Exercise:
Separate out the lines that hold "name".

Records about charts and figures:
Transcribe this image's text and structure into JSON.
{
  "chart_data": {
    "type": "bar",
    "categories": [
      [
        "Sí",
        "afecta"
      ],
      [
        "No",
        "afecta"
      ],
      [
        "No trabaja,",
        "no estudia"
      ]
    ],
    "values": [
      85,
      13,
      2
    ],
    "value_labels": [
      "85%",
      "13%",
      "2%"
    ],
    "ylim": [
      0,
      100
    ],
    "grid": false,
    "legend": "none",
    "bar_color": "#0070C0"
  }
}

* * *

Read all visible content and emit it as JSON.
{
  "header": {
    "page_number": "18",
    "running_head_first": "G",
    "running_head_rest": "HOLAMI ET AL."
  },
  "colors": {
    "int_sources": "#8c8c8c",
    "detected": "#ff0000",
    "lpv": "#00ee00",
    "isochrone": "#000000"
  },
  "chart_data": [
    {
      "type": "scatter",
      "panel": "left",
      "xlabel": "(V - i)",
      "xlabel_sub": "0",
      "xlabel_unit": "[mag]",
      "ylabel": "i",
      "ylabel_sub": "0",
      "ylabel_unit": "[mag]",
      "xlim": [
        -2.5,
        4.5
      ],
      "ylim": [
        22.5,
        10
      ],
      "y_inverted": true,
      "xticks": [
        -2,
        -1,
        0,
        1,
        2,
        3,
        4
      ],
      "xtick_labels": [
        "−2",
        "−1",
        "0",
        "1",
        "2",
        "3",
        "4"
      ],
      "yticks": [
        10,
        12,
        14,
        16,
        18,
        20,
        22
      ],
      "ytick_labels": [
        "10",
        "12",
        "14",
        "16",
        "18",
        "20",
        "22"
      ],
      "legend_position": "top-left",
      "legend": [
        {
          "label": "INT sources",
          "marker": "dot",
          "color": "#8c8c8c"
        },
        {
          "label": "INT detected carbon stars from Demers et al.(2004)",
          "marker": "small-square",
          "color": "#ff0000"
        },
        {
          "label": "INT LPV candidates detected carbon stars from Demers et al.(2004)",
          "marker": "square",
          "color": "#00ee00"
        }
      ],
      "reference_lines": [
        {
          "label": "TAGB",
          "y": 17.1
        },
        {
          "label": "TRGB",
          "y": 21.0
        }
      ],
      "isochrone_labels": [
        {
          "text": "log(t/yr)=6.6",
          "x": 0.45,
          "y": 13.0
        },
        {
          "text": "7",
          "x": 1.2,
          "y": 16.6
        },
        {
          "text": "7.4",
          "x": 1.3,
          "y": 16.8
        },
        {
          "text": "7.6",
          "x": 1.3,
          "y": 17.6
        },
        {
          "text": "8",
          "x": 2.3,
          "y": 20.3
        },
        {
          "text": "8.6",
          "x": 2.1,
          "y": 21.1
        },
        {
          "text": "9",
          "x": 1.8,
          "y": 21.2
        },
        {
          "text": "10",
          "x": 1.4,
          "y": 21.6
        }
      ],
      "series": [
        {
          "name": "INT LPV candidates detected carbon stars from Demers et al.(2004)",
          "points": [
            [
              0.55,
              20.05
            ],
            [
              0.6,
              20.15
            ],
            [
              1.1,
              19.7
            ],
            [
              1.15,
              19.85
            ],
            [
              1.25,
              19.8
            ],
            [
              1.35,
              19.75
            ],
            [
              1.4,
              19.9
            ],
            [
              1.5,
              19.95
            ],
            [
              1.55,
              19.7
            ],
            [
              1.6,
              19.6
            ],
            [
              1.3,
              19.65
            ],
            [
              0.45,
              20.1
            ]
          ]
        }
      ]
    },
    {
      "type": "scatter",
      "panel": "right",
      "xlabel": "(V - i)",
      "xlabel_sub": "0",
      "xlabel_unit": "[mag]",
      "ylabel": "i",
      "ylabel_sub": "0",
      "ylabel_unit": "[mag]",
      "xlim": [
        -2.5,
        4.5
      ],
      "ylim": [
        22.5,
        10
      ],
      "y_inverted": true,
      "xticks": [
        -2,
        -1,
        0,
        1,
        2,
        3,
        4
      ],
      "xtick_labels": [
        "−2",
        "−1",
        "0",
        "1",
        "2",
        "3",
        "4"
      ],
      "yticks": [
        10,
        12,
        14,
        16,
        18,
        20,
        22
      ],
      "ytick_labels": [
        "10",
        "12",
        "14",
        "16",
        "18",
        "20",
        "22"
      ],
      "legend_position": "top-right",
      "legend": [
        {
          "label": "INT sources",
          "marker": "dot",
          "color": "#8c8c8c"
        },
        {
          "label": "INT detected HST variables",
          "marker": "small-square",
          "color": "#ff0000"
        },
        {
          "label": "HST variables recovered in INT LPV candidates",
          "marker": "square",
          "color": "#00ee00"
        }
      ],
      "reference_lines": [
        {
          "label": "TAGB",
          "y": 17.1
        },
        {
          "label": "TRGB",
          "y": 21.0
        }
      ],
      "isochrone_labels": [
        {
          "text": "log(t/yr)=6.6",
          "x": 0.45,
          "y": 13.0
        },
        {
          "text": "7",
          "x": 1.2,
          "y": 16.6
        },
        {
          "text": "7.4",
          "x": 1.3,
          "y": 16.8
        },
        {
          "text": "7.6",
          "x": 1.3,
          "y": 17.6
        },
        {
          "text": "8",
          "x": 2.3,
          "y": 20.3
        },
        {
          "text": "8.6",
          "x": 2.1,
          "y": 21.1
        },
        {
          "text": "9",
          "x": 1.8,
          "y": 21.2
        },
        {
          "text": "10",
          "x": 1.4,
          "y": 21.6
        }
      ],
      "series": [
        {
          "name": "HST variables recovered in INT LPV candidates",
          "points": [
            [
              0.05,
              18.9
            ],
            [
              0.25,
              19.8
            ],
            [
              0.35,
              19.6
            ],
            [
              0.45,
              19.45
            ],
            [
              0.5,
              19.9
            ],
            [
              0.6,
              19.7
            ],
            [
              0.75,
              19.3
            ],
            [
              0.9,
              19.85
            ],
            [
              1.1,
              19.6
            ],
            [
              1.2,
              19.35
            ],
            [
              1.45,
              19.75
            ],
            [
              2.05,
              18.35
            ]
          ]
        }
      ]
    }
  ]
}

Output for this task:
          "name": "INT LPV candidates detected carbon stars from Demers et al.(2004)",
          "name": "HST variables recovered in INT LPV candidates",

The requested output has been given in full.